• **The task**
Write out everything from the entry containing "Output each element" down to the one containing "485, 169, 534)", both included, as a numbered list with blank lines left out.

━━━━━ Given records

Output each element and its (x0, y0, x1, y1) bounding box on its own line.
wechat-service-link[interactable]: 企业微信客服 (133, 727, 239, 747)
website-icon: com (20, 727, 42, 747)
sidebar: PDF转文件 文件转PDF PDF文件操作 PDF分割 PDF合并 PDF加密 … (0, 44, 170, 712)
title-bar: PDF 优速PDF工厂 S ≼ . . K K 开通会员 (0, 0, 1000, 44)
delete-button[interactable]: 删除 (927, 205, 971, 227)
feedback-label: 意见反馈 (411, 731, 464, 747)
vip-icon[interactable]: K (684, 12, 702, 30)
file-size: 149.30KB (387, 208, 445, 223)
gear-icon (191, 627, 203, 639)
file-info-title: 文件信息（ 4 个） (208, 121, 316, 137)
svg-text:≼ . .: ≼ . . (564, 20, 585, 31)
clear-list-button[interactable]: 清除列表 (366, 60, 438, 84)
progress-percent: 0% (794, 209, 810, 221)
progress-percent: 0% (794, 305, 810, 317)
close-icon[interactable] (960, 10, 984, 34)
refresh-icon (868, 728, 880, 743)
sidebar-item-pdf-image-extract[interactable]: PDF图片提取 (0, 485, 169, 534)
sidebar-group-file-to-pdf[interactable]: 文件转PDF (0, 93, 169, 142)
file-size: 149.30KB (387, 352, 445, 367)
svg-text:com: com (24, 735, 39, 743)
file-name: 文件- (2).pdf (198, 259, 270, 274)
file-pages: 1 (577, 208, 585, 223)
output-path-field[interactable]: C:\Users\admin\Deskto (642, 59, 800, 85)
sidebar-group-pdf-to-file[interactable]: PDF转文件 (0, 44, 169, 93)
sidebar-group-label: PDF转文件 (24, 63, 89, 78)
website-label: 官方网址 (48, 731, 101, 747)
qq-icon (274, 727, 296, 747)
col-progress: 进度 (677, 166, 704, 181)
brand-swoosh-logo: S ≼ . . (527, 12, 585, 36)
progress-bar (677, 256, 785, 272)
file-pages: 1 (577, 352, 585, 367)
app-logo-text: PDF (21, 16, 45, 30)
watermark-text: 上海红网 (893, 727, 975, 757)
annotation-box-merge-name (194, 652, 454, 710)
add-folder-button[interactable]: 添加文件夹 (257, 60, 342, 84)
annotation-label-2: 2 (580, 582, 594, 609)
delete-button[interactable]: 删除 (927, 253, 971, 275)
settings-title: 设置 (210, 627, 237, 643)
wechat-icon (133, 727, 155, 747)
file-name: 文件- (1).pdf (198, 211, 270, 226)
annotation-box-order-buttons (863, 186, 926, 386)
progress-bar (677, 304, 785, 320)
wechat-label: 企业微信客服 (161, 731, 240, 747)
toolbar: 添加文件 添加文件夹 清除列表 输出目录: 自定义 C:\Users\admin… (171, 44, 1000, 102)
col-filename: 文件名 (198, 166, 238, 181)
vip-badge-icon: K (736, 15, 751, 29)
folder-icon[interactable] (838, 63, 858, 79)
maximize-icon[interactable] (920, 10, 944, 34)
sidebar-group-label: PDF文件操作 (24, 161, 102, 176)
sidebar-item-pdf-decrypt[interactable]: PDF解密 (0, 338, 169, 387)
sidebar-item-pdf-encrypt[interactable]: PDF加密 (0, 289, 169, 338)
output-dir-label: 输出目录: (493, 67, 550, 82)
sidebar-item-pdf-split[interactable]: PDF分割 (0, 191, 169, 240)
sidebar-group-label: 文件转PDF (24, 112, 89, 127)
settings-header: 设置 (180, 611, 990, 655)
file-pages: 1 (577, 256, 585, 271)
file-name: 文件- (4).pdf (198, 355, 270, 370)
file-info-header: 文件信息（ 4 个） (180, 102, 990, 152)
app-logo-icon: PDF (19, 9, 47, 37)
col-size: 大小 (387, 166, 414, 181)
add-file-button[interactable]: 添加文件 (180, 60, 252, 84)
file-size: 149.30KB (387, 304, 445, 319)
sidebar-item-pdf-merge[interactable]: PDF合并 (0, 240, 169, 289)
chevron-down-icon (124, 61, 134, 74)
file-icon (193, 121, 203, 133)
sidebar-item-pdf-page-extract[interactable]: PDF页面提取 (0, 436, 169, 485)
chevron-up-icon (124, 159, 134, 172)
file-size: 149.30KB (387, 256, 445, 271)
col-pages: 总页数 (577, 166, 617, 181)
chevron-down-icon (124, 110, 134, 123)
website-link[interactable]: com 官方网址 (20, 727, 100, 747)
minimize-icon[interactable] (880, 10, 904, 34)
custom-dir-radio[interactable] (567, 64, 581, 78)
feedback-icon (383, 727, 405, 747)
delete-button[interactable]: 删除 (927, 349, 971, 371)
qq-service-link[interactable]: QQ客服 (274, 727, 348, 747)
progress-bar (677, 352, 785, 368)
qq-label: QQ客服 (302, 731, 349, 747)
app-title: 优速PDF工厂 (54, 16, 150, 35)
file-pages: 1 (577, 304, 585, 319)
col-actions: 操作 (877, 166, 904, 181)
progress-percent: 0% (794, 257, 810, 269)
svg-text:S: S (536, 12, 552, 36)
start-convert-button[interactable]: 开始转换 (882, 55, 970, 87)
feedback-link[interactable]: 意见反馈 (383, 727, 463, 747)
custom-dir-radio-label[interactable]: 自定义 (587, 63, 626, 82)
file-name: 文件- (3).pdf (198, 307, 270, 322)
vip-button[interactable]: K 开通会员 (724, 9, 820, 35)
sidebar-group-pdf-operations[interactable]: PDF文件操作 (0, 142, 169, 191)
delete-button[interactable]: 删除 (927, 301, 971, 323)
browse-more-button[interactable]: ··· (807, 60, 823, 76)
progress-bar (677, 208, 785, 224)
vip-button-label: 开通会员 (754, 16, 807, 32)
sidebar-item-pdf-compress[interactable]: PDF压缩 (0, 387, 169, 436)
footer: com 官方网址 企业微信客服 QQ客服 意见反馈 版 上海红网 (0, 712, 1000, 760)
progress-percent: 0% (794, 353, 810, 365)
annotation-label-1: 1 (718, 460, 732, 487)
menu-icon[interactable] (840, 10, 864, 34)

━━━━━━━━━━
━━━━━ Given records

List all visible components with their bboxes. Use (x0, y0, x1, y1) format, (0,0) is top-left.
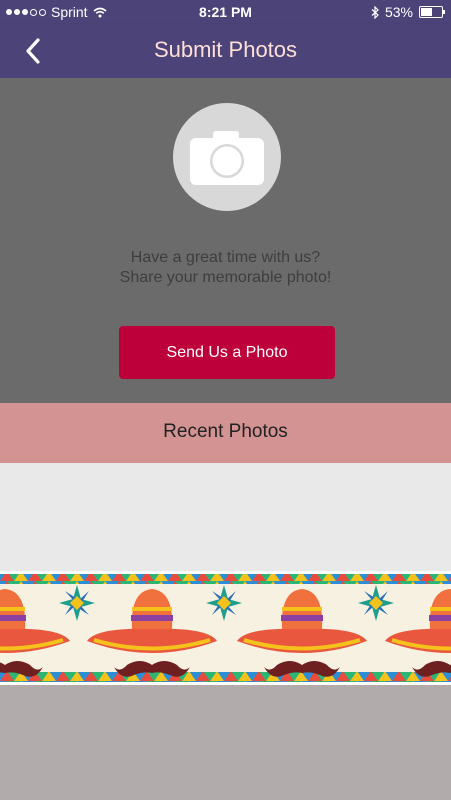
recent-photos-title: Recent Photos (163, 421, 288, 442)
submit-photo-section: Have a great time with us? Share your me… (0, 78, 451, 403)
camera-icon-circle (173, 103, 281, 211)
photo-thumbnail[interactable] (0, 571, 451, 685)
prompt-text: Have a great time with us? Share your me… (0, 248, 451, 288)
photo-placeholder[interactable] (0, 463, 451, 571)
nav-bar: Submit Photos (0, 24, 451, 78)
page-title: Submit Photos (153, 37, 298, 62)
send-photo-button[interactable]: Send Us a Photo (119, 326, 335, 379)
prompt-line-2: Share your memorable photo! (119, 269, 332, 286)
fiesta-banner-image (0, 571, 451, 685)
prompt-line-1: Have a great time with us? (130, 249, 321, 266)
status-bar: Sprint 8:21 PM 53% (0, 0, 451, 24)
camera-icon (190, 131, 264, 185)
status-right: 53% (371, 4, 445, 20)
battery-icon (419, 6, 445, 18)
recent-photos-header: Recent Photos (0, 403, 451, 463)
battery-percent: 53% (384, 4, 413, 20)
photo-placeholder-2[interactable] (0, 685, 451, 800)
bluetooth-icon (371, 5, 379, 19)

━━━━━━━━━━

• **Exercise answer**
1. Output each element and its (x0, y0, x1, y1) bounding box on its own line.
2. wechat-service-link[interactable]: 企业微信客服 (133, 727, 239, 747)
3. website-icon: com (20, 727, 42, 747)
4. sidebar: PDF转文件 文件转PDF PDF文件操作 PDF分割 PDF合并 PDF加密 … (0, 44, 170, 712)
5. title-bar: PDF 优速PDF工厂 S ≼ . . K K 开通会员 (0, 0, 1000, 44)
6. delete-button[interactable]: 删除 (927, 205, 971, 227)
7. feedback-label: 意见反馈 (411, 731, 464, 747)
8. vip-icon[interactable]: K (684, 12, 702, 30)
9. file-size: 149.30KB (387, 208, 445, 223)
10. gear-icon (191, 627, 203, 639)
11. file-info-title: 文件信息（ 4 个） (208, 121, 316, 137)
12. svg-text:≼ . .: ≼ . . (564, 20, 585, 31)
13. clear-list-button[interactable]: 清除列表 (366, 60, 438, 84)
14. progress-percent: 0% (794, 209, 810, 221)
15. progress-percent: 0% (794, 305, 810, 317)
16. close-icon[interactable] (960, 10, 984, 34)
17. refresh-icon (868, 728, 880, 743)
18. sidebar-item-pdf-image-extract[interactable]: PDF图片提取 (0, 485, 169, 534)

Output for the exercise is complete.